Goal of the exercise:
Give every line from the entries that contains "image".

(Figure record listings)
--*--
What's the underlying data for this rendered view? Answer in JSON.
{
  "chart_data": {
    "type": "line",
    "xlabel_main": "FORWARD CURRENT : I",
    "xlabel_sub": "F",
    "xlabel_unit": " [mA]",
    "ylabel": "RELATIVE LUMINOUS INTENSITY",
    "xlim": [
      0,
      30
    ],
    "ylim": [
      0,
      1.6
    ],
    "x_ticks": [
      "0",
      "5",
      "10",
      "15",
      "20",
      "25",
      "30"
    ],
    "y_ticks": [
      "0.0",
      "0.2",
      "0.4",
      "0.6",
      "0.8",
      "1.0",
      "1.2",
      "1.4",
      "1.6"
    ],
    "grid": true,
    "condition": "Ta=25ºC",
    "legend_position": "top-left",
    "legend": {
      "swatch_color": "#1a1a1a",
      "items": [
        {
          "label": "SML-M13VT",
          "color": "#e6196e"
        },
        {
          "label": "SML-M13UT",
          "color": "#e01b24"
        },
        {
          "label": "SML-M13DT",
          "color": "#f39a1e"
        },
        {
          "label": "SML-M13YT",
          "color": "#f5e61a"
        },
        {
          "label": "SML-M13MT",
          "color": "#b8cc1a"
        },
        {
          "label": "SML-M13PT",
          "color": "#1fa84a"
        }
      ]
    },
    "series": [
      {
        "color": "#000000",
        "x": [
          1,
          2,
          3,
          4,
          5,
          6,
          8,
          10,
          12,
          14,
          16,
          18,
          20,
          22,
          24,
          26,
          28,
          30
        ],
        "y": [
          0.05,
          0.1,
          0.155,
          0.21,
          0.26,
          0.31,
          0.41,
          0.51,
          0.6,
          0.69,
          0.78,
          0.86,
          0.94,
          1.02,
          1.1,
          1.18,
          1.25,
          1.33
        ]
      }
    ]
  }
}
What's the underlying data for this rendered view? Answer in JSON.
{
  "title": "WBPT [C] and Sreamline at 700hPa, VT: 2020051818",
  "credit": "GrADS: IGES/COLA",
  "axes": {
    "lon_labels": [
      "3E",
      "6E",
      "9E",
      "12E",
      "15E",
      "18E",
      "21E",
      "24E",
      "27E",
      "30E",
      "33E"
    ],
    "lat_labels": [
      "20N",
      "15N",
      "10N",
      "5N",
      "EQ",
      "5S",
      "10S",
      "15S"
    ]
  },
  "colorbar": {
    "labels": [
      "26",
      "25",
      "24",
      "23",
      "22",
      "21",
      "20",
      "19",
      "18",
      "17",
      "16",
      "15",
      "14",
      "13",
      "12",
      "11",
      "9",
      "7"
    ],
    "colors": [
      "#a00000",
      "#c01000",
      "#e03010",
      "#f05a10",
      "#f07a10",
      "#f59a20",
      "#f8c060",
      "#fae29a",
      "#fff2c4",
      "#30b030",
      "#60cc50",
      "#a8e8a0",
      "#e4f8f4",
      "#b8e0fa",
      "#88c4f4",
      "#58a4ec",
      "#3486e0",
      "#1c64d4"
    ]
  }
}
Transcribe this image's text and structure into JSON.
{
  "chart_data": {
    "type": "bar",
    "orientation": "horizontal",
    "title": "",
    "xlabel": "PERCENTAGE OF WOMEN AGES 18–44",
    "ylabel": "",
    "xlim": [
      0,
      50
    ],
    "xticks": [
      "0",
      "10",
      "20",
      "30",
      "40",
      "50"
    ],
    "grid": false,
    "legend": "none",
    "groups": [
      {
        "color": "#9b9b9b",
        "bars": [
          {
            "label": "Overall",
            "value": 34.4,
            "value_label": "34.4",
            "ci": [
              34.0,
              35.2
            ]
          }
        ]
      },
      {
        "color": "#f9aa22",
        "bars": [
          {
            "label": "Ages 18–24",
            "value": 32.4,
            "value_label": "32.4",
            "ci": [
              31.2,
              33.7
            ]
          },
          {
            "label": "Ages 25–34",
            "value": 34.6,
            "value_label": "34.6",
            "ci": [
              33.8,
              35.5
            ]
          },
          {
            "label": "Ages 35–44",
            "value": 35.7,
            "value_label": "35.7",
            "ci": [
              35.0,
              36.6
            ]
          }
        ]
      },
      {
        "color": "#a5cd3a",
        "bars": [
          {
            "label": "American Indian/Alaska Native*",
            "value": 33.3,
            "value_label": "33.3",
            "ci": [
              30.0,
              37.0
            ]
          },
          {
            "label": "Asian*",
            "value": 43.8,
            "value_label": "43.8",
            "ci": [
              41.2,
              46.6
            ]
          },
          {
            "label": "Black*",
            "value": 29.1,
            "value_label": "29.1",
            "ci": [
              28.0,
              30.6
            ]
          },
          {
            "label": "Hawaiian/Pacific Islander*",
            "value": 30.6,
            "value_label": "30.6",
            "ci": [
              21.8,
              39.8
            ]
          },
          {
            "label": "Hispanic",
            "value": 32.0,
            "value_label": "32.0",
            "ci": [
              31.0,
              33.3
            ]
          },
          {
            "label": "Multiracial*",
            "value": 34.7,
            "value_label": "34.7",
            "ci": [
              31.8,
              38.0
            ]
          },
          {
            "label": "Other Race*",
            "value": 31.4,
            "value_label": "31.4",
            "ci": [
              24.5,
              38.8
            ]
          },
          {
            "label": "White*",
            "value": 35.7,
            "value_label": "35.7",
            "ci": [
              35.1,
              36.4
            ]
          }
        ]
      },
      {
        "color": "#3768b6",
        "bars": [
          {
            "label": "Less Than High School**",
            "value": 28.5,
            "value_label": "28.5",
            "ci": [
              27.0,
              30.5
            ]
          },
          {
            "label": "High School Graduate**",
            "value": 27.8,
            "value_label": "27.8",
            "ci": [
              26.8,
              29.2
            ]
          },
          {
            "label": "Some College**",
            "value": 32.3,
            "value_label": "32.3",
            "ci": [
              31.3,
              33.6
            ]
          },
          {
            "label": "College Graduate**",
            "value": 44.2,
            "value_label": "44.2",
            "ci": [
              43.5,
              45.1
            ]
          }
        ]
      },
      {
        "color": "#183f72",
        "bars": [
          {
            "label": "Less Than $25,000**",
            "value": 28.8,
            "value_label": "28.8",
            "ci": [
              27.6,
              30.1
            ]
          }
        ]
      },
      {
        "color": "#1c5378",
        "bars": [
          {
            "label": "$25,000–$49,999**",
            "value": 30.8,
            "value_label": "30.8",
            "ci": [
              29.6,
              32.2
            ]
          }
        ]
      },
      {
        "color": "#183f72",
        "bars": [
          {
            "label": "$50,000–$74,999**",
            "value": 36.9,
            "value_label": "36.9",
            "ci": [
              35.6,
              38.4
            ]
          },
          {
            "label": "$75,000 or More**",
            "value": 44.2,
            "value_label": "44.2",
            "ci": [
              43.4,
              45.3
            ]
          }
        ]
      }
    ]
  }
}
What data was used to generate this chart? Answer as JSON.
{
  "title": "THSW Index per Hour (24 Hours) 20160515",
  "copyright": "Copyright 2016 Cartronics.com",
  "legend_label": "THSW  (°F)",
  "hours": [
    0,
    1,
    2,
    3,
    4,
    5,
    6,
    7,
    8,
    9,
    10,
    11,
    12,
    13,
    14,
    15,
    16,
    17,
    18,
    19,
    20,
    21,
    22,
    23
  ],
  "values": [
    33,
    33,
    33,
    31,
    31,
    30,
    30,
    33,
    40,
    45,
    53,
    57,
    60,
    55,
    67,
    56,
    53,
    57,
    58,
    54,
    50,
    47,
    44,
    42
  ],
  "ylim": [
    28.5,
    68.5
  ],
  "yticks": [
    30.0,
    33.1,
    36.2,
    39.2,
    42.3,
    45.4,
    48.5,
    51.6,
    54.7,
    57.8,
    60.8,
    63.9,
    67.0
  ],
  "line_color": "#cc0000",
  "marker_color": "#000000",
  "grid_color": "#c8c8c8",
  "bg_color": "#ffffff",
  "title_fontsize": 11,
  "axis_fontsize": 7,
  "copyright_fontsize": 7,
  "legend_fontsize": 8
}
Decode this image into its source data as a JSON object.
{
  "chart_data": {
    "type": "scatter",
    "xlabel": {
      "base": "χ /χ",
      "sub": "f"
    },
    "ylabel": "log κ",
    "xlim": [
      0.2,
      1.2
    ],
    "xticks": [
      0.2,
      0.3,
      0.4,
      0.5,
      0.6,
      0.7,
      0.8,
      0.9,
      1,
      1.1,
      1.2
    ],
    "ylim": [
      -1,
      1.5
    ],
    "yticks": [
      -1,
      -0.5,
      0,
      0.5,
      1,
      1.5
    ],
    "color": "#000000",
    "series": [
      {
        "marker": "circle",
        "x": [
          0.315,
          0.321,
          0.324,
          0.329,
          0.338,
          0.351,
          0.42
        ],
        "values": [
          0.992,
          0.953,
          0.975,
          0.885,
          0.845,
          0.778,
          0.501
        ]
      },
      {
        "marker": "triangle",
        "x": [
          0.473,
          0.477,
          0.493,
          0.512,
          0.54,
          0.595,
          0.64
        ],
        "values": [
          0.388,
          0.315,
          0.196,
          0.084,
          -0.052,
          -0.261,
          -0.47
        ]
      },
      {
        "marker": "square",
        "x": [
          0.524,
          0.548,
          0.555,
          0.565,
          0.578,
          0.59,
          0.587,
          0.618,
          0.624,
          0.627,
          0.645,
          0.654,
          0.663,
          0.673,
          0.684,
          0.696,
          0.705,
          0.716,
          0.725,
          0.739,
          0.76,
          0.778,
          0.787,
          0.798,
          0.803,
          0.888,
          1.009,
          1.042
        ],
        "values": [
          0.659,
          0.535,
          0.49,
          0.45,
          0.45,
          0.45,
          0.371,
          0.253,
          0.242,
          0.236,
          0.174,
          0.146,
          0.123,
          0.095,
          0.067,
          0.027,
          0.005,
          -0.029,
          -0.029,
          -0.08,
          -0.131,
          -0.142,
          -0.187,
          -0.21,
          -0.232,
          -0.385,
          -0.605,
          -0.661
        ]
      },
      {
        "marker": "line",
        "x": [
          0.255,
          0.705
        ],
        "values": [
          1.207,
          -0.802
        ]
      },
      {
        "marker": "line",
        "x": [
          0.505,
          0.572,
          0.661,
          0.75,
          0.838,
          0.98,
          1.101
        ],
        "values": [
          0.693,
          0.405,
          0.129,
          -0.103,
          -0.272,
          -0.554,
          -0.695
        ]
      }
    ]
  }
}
--*--
Written answer:
Transcribe this image's text and structure into JSON.
Decode this image into its source data as a JSON object.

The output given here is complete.